RECORDS PROVIDED:
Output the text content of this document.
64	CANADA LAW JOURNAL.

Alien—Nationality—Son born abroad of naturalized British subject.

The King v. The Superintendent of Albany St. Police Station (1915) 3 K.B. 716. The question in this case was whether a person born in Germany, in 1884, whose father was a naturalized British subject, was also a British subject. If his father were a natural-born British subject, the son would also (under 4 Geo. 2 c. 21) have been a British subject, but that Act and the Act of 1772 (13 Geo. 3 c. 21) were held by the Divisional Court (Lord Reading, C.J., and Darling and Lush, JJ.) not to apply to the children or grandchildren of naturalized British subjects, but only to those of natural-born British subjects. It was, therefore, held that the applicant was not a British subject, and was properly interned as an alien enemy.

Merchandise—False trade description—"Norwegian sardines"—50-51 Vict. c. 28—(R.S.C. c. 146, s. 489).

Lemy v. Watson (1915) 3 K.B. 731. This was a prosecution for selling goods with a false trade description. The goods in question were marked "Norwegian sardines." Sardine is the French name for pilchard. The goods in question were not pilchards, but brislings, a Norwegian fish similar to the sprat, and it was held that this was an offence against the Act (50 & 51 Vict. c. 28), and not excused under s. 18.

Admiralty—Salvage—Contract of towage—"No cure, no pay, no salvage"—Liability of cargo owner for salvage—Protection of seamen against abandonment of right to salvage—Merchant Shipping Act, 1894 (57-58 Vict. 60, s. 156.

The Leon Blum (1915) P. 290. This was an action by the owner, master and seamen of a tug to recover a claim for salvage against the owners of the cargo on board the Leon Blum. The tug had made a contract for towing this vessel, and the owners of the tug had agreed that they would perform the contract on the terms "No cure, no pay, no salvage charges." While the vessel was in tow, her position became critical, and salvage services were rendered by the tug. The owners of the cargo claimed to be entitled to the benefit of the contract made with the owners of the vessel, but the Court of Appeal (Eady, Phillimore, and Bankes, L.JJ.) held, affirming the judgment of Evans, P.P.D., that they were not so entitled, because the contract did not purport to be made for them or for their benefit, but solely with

AIM OF THE TASK: Identify and copy lines that hold the string "trade".

SOLUTION TO THIS PROBLEM:
Merchandise—False trade description—"Norwegian sardines"—50-51 Vict. c. 28—(R.S.C. c. 146, s. 489).
Lemy v. Watson (1915) 3 K.B. 731. This was a prosecution for selling goods with a false trade description. The goods in question were marked "Norwegian sardines." Sardine is the French name for pilchard. The goods in question were not pilchards, but brislings, a Norwegian fish similar to the sprat, and it was held that this was an offence against the Act (50 & 51 Vict. c. 28), and not excused under s. 18.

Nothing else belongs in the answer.